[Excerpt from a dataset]
■ ■ ■

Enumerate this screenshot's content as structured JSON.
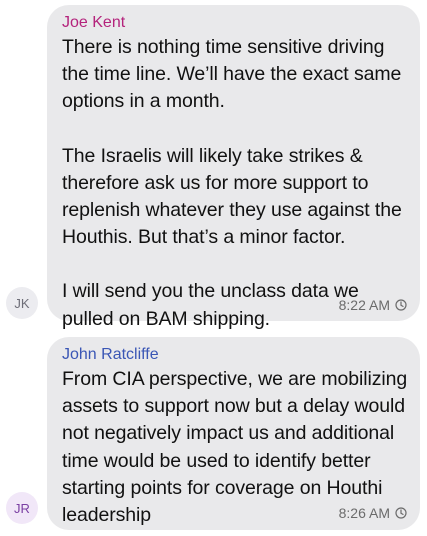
{
  "messages": [
    {
      "sender": "Joe Kent",
      "initials": "JK",
      "time": "8:22 AM",
      "paragraphs": [
        [
          "There is nothing time sensitive driving",
          "the time line. We’ll have the exact same",
          "options in a month."
        ],
        [
          "The Israelis will likely take strikes &",
          "therefore ask us for more support to",
          "replenish whatever they use against the",
          "Houthis. But that’s a minor factor."
        ],
        [
          "I will send you the unclass data we",
          "pulled on BAM shipping."
        ]
      ]
    },
    {
      "sender": "John Ratcliffe",
      "initials": "JR",
      "time": "8:26 AM",
      "paragraphs": [
        [
          "From CIA perspective, we are mobilizing",
          "assets to support now but a delay would",
          "not negatively impact us and additional",
          "time would be used to identify better",
          "starting points for coverage on Houthi",
          "leadership"
        ]
      ]
    }
  ],
  "colors": {
    "bubble": "#e9e9eb",
    "sender_kent": "#b4237c",
    "sender_ratcliffe": "#3a56b5",
    "timestamp": "#6b6b6b"
  },
  "icons": {
    "timestamp_icon": "clock-icon"
  }
}
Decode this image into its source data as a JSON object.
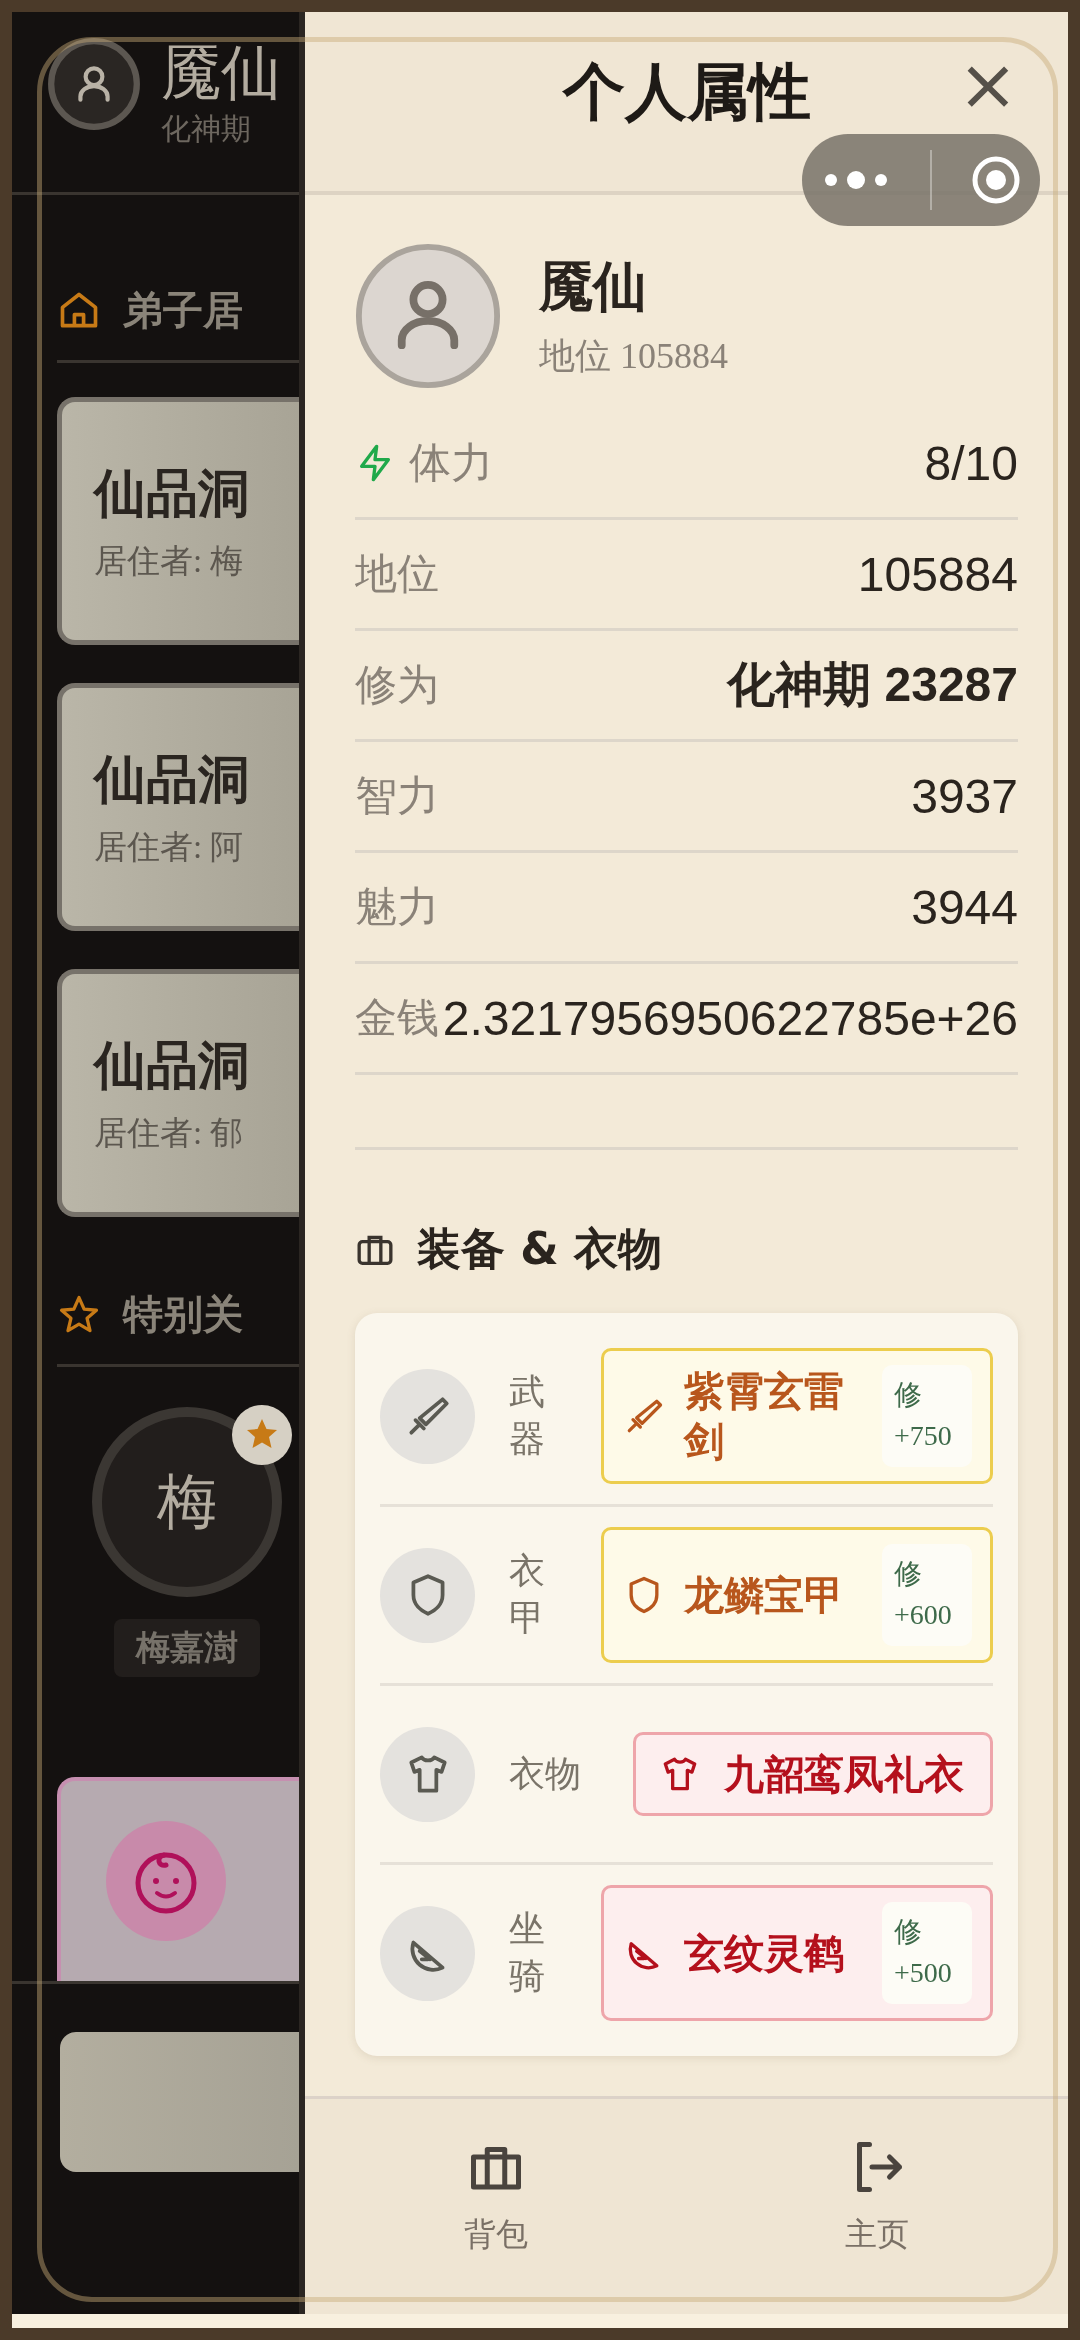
{
  "background_page": {
    "user": {
      "name": "魇仙",
      "realm": "化神期"
    },
    "residence_section": {
      "title": "弟子居"
    },
    "residences": [
      {
        "title": "仙品洞",
        "resident": "居住者: 梅"
      },
      {
        "title": "仙品洞",
        "resident": "居住者: 阿"
      },
      {
        "title": "仙品洞",
        "resident": "居住者: 郁"
      }
    ],
    "favorites_section": {
      "title": "特别关"
    },
    "favorites": [
      {
        "initial": "梅",
        "name": "梅嘉澍",
        "starred": true
      }
    ]
  },
  "panel": {
    "title": "个人属性",
    "close": "×",
    "profile": {
      "name": "魇仙",
      "subtitle": "地位 105884"
    },
    "stats": [
      {
        "label": "体力",
        "value": "8/10",
        "kind": "energy"
      },
      {
        "label": "地位",
        "value": "105884",
        "kind": "plain"
      },
      {
        "label": "修为",
        "value": "化神期 23287",
        "kind": "plain"
      },
      {
        "label": "智力",
        "value": "3937",
        "kind": "plain"
      },
      {
        "label": "魅力",
        "value": "3944",
        "kind": "plain"
      },
      {
        "label": "金钱",
        "value": "2.3217956950622785e+26",
        "kind": "plain"
      }
    ],
    "equipment_title": "装备 & 衣物",
    "equipment": [
      {
        "slot": "武器",
        "item": "紫霄玄雷剑",
        "kind": "gold",
        "bonus": "修 +750"
      },
      {
        "slot": "衣甲",
        "item": "龙鳞宝甲",
        "kind": "gold",
        "bonus": "修 +600"
      },
      {
        "slot": "衣物",
        "item": "九韶鸾凤礼衣",
        "kind": "red"
      },
      {
        "slot": "坐骑",
        "item": "玄纹灵鹤",
        "kind": "red",
        "bonus": "修 +500"
      }
    ],
    "nav": [
      {
        "label": "背包"
      },
      {
        "label": "主页"
      }
    ]
  }
}
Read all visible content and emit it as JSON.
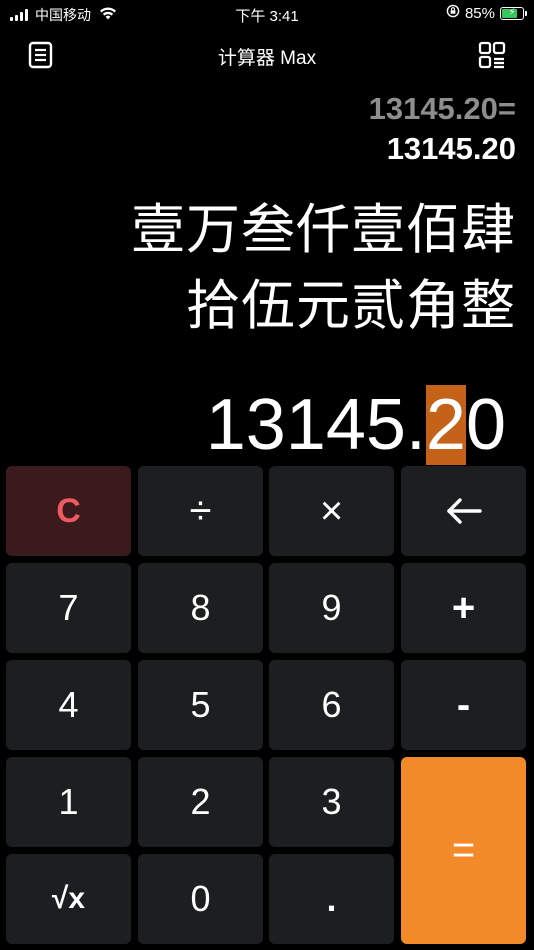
{
  "status_bar": {
    "carrier": "中国移动",
    "time": "下午 3:41",
    "battery_percent": "85%",
    "battery_level": 0.85,
    "battery_color": "#35c759"
  },
  "nav": {
    "title": "计算器 Max",
    "left_icon": "document-list-icon",
    "right_icon": "qr-grid-icon"
  },
  "display": {
    "expression": "13145.20=",
    "result": "13145.20",
    "chinese_line1": "壹万叁仟壹佰肆",
    "chinese_line2": "拾伍元贰角整",
    "main_before": "13145.",
    "main_selected": "2",
    "main_after": "0",
    "highlight_color": "#c4621a"
  },
  "keys": {
    "clear": "C",
    "divide": "÷",
    "multiply": "×",
    "backspace": "←",
    "seven": "7",
    "eight": "8",
    "nine": "9",
    "plus": "+",
    "four": "4",
    "five": "5",
    "six": "6",
    "minus": "-",
    "one": "1",
    "two": "2",
    "three": "3",
    "equals": "=",
    "sqrt": "√x",
    "zero": "0",
    "dot": "."
  },
  "colors": {
    "key_bg": "#1c1e20",
    "clear_bg": "#3a1a1d",
    "clear_text": "#ee5a5e",
    "equals_bg": "#f28a2a"
  }
}
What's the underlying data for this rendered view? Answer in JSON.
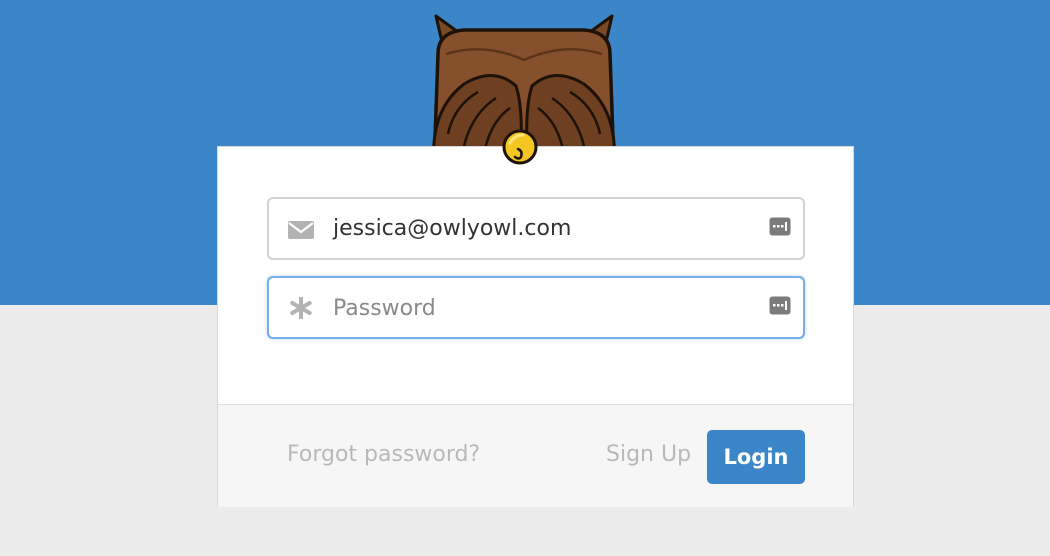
{
  "login_form": {
    "email_value": "jessica@owlyowl.com",
    "password_placeholder": "Password"
  },
  "footer": {
    "forgot_password_label": "Forgot password?",
    "sign_up_label": "Sign Up",
    "login_label": "Login"
  },
  "icons": {
    "email": "envelope-icon",
    "password": "asterisk-icon",
    "autofill": "password-keyboard-icon",
    "mascot": "owl-mascot",
    "bell": "bell-icon"
  },
  "colors": {
    "primary": "#3a86c8",
    "background": "#ececec",
    "muted_text": "#b9b9b9",
    "focus_border": "#77aee6"
  }
}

■ ■ ■

The problem
With the pictures left out, transcribe the material exactly.

Problem solution
Enumerate this screenshot's content as structured JSON.
{
  "messages": [
    {
      "sender": "Joe Kent",
      "initials": "JK",
      "time": "8:22 AM",
      "paragraphs": [
        [
          "There is nothing time sensitive driving",
          "the time line. We’ll have the exact same",
          "options in a month."
        ],
        [
          "The Israelis will likely take strikes &",
          "therefore ask us for more support to",
          "replenish whatever they use against the",
          "Houthis. But that’s a minor factor."
        ],
        [
          "I will send you the unclass data we",
          "pulled on BAM shipping."
        ]
      ]
    },
    {
      "sender": "John Ratcliffe",
      "initials": "JR",
      "time": "8:26 AM",
      "paragraphs": [
        [
          "From CIA perspective, we are mobilizing",
          "assets to support now but a delay would",
          "not negatively impact us and additional",
          "time would be used to identify better",
          "starting points for coverage on Houthi",
          "leadership"
        ]
      ]
    }
  ],
  "colors": {
    "bubble": "#e9e9eb",
    "sender_kent": "#b4237c",
    "sender_ratcliffe": "#3a56b5",
    "timestamp": "#6b6b6b"
  },
  "icons": {
    "timestamp_icon": "clock-icon"
  }
}
Decode this image into its source data as a JSON object.
{
  "background_page": {
    "user": {
      "name": "魇仙",
      "realm": "化神期"
    },
    "residence_section": {
      "title": "弟子居"
    },
    "residences": [
      {
        "title": "仙品洞",
        "resident": "居住者: 梅"
      },
      {
        "title": "仙品洞",
        "resident": "居住者: 阿"
      },
      {
        "title": "仙品洞",
        "resident": "居住者: 郁"
      }
    ],
    "favorites_section": {
      "title": "特别关"
    },
    "favorites": [
      {
        "initial": "梅",
        "name": "梅嘉澍",
        "starred": true
      }
    ]
  },
  "panel": {
    "title": "个人属性",
    "close": "×",
    "profile": {
      "name": "魇仙",
      "subtitle": "地位 105884"
    },
    "stats": [
      {
        "label": "体力",
        "value": "8/10",
        "kind": "energy"
      },
      {
        "label": "地位",
        "value": "105884",
        "kind": "plain"
      },
      {
        "label": "修为",
        "value": "化神期 23287",
        "kind": "plain"
      },
      {
        "label": "智力",
        "value": "3937",
        "kind": "plain"
      },
      {
        "label": "魅力",
        "value": "3944",
        "kind": "plain"
      },
      {
        "label": "金钱",
        "value": "2.3217956950622785e+26",
        "kind": "plain"
      }
    ],
    "equipment_title": "装备 & 衣物",
    "equipment": [
      {
        "slot": "武器",
        "item": "紫霄玄雷剑",
        "kind": "gold",
        "bonus": "修 +750"
      },
      {
        "slot": "衣甲",
        "item": "龙鳞宝甲",
        "kind": "gold",
        "bonus": "修 +600"
      },
      {
        "slot": "衣物",
        "item": "九韶鸾凤礼衣",
        "kind": "red"
      },
      {
        "slot": "坐骑",
        "item": "玄纹灵鹤",
        "kind": "red",
        "bonus": "修 +500"
      }
    ],
    "nav": [
      {
        "label": "背包"
      },
      {
        "label": "主页"
      }
    ]
  }
}
Read all visible content and emit it as JSON.
{
  "status_bar": {
    "carrier": "中国移动",
    "time": "下午 3:41",
    "battery_percent": "85%",
    "battery_level": 0.85,
    "battery_color": "#35c759"
  },
  "nav": {
    "title": "计算器 Max",
    "left_icon": "document-list-icon",
    "right_icon": "qr-grid-icon"
  },
  "display": {
    "expression": "13145.20=",
    "result": "13145.20",
    "chinese_line1": "壹万叁仟壹佰肆",
    "chinese_line2": "拾伍元贰角整",
    "main_before": "13145.",
    "main_selected": "2",
    "main_after": "0",
    "highlight_color": "#c4621a"
  },
  "keys": {
    "clear": "C",
    "divide": "÷",
    "multiply": "×",
    "backspace": "←",
    "seven": "7",
    "eight": "8",
    "nine": "9",
    "plus": "+",
    "four": "4",
    "five": "5",
    "six": "6",
    "minus": "-",
    "one": "1",
    "two": "2",
    "three": "3",
    "equals": "=",
    "sqrt": "√x",
    "zero": "0",
    "dot": "."
  },
  "colors": {
    "key_bg": "#1c1e20",
    "clear_bg": "#3a1a1d",
    "clear_text": "#ee5a5e",
    "equals_bg": "#f28a2a"
  }
}
What's the underlying data for this rendered view? Answer in JSON.
{
  "login_form": {
    "email_value": "jessica@owlyowl.com",
    "password_placeholder": "Password"
  },
  "footer": {
    "forgot_password_label": "Forgot password?",
    "sign_up_label": "Sign Up",
    "login_label": "Login"
  },
  "icons": {
    "email": "envelope-icon",
    "password": "asterisk-icon",
    "autofill": "password-keyboard-icon",
    "mascot": "owl-mascot",
    "bell": "bell-icon"
  },
  "colors": {
    "primary": "#3a86c8",
    "background": "#ececec",
    "muted_text": "#b9b9b9",
    "focus_border": "#77aee6"
  }
}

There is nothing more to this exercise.